>>>>

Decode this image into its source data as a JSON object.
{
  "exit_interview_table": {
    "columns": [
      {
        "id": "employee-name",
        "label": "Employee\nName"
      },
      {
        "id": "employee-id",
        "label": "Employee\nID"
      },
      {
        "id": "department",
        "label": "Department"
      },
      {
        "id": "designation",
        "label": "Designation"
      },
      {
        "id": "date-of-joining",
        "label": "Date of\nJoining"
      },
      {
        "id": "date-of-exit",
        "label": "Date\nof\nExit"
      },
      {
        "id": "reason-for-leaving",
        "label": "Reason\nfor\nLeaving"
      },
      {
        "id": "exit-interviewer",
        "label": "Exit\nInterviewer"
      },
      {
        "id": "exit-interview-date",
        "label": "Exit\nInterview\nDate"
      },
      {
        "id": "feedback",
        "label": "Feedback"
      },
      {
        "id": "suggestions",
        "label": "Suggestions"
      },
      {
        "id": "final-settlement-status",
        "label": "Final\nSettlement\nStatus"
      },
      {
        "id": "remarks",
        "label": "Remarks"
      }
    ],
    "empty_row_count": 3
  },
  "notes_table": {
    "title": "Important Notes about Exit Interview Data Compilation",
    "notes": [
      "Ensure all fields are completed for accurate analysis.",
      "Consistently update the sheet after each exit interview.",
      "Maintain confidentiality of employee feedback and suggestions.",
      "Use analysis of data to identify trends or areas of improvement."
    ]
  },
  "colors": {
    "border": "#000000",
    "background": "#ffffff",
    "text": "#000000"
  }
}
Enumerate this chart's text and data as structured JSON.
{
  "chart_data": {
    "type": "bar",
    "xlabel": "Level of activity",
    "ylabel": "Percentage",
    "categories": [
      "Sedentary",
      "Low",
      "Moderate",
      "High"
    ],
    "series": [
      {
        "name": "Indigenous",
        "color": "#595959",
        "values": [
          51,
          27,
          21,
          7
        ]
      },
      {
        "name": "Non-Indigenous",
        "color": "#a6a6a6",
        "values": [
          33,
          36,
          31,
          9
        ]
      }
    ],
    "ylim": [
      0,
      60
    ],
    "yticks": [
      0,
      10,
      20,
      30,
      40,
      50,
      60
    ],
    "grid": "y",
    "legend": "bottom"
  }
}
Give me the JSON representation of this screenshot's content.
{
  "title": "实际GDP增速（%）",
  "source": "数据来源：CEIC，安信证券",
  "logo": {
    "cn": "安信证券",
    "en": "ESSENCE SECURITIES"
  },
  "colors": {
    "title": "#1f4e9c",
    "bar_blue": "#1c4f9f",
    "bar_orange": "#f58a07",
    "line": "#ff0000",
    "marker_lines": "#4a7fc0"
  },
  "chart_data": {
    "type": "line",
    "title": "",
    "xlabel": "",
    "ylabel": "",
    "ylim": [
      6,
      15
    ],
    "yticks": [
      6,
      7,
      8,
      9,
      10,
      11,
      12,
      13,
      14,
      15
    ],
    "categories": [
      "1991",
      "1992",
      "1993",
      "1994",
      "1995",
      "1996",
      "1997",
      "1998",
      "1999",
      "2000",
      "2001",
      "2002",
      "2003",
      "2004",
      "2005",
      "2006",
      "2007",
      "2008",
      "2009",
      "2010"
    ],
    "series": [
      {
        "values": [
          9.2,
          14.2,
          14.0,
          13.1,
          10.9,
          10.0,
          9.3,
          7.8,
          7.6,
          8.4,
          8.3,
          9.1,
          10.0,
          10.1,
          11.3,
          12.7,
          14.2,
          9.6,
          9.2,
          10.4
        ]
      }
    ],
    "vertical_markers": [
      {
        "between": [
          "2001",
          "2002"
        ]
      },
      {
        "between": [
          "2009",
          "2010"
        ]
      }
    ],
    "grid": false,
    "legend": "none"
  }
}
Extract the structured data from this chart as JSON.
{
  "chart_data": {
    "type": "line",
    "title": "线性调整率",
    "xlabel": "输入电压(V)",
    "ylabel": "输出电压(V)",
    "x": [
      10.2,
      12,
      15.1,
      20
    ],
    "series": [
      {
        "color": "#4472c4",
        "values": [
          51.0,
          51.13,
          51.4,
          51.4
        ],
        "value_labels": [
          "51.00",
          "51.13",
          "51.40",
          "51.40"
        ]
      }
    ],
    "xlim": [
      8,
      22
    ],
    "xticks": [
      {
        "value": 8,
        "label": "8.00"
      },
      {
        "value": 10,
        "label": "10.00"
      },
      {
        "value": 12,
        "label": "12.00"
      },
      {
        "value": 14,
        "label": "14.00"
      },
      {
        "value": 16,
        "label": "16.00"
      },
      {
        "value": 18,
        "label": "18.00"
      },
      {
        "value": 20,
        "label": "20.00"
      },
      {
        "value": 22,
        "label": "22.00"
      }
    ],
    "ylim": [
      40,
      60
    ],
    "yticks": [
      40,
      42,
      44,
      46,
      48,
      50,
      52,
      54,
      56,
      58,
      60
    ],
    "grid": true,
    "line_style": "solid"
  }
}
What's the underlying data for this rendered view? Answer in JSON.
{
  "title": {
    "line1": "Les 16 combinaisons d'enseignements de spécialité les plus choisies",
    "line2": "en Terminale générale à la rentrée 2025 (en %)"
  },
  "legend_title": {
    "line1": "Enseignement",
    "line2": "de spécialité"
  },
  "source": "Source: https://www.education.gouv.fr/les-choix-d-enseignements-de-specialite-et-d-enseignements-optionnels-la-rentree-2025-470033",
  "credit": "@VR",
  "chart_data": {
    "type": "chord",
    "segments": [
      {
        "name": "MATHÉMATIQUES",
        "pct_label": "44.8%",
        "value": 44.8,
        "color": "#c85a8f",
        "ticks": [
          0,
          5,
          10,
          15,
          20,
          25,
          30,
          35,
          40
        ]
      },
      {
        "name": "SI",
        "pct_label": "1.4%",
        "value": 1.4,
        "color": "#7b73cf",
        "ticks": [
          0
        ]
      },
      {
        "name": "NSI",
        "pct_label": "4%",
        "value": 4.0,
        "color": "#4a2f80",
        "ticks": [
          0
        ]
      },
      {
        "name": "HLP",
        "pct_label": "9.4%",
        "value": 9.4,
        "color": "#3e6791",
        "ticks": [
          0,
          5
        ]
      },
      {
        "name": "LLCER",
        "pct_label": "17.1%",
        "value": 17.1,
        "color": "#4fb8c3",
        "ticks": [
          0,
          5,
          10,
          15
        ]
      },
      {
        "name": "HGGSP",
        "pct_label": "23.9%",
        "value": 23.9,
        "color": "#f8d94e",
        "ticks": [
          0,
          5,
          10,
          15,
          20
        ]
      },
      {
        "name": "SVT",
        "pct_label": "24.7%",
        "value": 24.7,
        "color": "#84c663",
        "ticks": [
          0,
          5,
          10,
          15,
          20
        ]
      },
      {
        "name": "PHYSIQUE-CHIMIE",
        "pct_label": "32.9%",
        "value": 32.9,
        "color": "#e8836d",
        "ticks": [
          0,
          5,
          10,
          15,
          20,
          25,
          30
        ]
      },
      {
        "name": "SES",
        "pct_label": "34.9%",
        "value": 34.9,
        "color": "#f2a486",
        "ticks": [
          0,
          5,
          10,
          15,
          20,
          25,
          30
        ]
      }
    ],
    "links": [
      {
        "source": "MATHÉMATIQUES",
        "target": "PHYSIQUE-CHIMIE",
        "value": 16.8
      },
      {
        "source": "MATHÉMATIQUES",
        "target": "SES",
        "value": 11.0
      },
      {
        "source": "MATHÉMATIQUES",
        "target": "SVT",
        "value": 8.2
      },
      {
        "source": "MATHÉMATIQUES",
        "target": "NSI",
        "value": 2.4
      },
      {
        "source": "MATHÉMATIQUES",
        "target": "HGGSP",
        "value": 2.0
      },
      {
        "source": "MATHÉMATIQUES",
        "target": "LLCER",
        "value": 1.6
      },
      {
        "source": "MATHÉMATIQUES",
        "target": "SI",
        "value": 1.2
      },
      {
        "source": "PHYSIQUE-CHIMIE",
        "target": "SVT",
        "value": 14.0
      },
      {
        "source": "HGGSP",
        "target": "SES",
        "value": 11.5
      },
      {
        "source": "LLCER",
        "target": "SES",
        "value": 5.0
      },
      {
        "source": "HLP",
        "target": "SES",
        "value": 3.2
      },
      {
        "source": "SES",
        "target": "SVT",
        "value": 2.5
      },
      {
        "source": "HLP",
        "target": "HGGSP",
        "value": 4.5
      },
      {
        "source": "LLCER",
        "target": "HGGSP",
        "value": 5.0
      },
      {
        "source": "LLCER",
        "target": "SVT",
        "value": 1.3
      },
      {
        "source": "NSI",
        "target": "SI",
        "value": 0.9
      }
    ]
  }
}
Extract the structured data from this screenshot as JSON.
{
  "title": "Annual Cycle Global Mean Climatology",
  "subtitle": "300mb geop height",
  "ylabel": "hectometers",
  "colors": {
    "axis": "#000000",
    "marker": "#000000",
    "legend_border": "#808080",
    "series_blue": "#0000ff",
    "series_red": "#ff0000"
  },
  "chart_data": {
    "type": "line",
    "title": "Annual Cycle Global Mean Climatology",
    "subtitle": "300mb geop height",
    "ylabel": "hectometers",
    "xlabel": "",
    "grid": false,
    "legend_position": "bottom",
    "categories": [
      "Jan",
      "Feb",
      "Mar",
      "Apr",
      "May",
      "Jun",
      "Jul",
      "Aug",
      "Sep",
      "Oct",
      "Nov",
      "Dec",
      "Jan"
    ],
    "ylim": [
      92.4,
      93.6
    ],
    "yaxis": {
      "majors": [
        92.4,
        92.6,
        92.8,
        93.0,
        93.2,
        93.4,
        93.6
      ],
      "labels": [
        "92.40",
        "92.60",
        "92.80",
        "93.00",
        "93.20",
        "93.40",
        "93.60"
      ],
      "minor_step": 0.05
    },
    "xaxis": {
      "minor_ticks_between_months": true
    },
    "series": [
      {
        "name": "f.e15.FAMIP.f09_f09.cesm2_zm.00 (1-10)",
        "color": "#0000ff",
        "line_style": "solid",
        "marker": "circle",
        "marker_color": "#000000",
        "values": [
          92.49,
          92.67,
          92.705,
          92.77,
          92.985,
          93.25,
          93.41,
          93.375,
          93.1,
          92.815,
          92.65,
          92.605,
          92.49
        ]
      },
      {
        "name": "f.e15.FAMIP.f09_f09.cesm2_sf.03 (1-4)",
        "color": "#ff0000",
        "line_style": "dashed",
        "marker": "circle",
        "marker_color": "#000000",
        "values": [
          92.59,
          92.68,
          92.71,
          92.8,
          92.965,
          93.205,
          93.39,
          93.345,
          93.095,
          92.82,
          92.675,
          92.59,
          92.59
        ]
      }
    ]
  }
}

<<<<

Work through the data and report how many of its lines hold the word "from", giving only the figure.

2